→ PROMPT:
Your job is to retype all of the data word for word, leaving every image out.

Part of a data file
= = = = = = =

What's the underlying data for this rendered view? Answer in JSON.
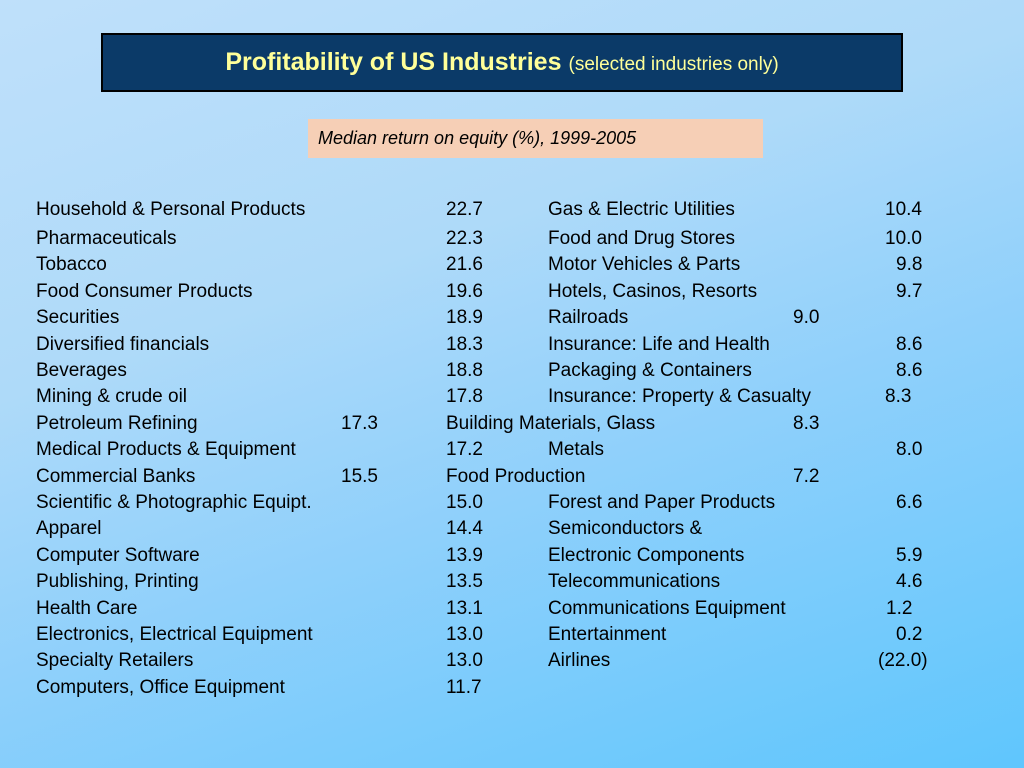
{
  "title": {
    "main": "Profitability of US Industries",
    "sub": "(selected industries only)"
  },
  "subtitle": "Median return on equity (%), 1999-2005",
  "left_rows": [
    {
      "industry": "Household & Personal Products",
      "value": "22.7"
    },
    {
      "industry": "Pharmaceuticals",
      "value": "22.3"
    },
    {
      "industry": "Tobacco",
      "value": "21.6"
    },
    {
      "industry": "Food Consumer Products",
      "value": "19.6"
    },
    {
      "industry": "Securities",
      "value": "18.9"
    },
    {
      "industry": "Diversified financials",
      "value": "18.3"
    },
    {
      "industry": "Beverages",
      "value": "18.8"
    },
    {
      "industry": "Mining & crude oil",
      "value": "17.8"
    },
    {
      "industry": "Petroleum Refining",
      "value": "17.3"
    },
    {
      "industry": "Medical Products & Equipment",
      "value": "17.2"
    },
    {
      "industry": "Commercial Banks",
      "value": "15.5"
    },
    {
      "industry": "Scientific & Photographic Equipt.",
      "value": "15.0"
    },
    {
      "industry": "Apparel",
      "value": "14.4"
    },
    {
      "industry": "Computer Software",
      "value": "13.9"
    },
    {
      "industry": "Publishing, Printing",
      "value": "13.5"
    },
    {
      "industry": "Health Care",
      "value": "13.1"
    },
    {
      "industry": "Electronics, Electrical Equipment",
      "value": "13.0"
    },
    {
      "industry": "Specialty Retailers",
      "value": "13.0"
    },
    {
      "industry": "Computers, Office Equipment",
      "value": "11.7"
    }
  ],
  "right_rows": [
    {
      "industry": "Gas & Electric Utilities",
      "value": "10.4"
    },
    {
      "industry": "Food and Drug Stores",
      "value": "10.0"
    },
    {
      "industry": "Motor Vehicles & Parts",
      "value": "9.8"
    },
    {
      "industry": "Hotels, Casinos, Resorts",
      "value": "9.7"
    },
    {
      "industry": "Railroads",
      "value": "9.0"
    },
    {
      "industry": "Insurance: Life and Health",
      "value": "8.6"
    },
    {
      "industry": "Packaging & Containers",
      "value": "8.6"
    },
    {
      "industry": "Insurance: Property & Casualty",
      "value": "8.3"
    },
    {
      "industry": "Building Materials, Glass",
      "value": "8.3"
    },
    {
      "industry": "Metals",
      "value": "8.0"
    },
    {
      "industry": "Food Production",
      "value": "7.2"
    },
    {
      "industry": "Forest and Paper Products",
      "value": "6.6"
    },
    {
      "industry": "Semiconductors &",
      "value": ""
    },
    {
      "industry": "Electronic Components",
      "value": "5.9"
    },
    {
      "industry": "Telecommunications",
      "value": "4.6"
    },
    {
      "industry": "Communications Equipment",
      "value": "1.2"
    },
    {
      "industry": "Entertainment",
      "value": "0.2"
    },
    {
      "industry": "Airlines",
      "value": "(22.0)"
    }
  ]
}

= = = = = = =

→ ANSWER TO THE TASK:
What's the underlying data for this rendered view? Answer in JSON.
{
  "title": {
    "main": "Profitability of US Industries",
    "sub": "(selected industries only)"
  },
  "subtitle": "Median return on equity (%), 1999-2005",
  "left_rows": [
    {
      "industry": "Household & Personal Products",
      "value": "22.7"
    },
    {
      "industry": "Pharmaceuticals",
      "value": "22.3"
    },
    {
      "industry": "Tobacco",
      "value": "21.6"
    },
    {
      "industry": "Food Consumer Products",
      "value": "19.6"
    },
    {
      "industry": "Securities",
      "value": "18.9"
    },
    {
      "industry": "Diversified financials",
      "value": "18.3"
    },
    {
      "industry": "Beverages",
      "value": "18.8"
    },
    {
      "industry": "Mining & crude oil",
      "value": "17.8"
    },
    {
      "industry": "Petroleum Refining",
      "value": "17.3"
    },
    {
      "industry": "Medical Products & Equipment",
      "value": "17.2"
    },
    {
      "industry": "Commercial Banks",
      "value": "15.5"
    },
    {
      "industry": "Scientific & Photographic Equipt.",
      "value": "15.0"
    },
    {
      "industry": "Apparel",
      "value": "14.4"
    },
    {
      "industry": "Computer Software",
      "value": "13.9"
    },
    {
      "industry": "Publishing, Printing",
      "value": "13.5"
    },
    {
      "industry": "Health Care",
      "value": "13.1"
    },
    {
      "industry": "Electronics, Electrical Equipment",
      "value": "13.0"
    },
    {
      "industry": "Specialty Retailers",
      "value": "13.0"
    },
    {
      "industry": "Computers, Office Equipment",
      "value": "11.7"
    }
  ],
  "right_rows": [
    {
      "industry": "Gas & Electric Utilities",
      "value": "10.4"
    },
    {
      "industry": "Food and Drug Stores",
      "value": "10.0"
    },
    {
      "industry": "Motor Vehicles & Parts",
      "value": "9.8"
    },
    {
      "industry": "Hotels, Casinos, Resorts",
      "value": "9.7"
    },
    {
      "industry": "Railroads",
      "value": "9.0"
    },
    {
      "industry": "Insurance: Life and Health",
      "value": "8.6"
    },
    {
      "industry": "Packaging & Containers",
      "value": "8.6"
    },
    {
      "industry": "Insurance: Property & Casualty",
      "value": "8.3"
    },
    {
      "industry": "Building Materials, Glass",
      "value": "8.3"
    },
    {
      "industry": "Metals",
      "value": "8.0"
    },
    {
      "industry": "Food Production",
      "value": "7.2"
    },
    {
      "industry": "Forest and Paper Products",
      "value": "6.6"
    },
    {
      "industry": "Semiconductors &",
      "value": ""
    },
    {
      "industry": "Electronic Components",
      "value": "5.9"
    },
    {
      "industry": "Telecommunications",
      "value": "4.6"
    },
    {
      "industry": "Communications Equipment",
      "value": "1.2"
    },
    {
      "industry": "Entertainment",
      "value": "0.2"
    },
    {
      "industry": "Airlines",
      "value": "(22.0)"
    }
  ]
}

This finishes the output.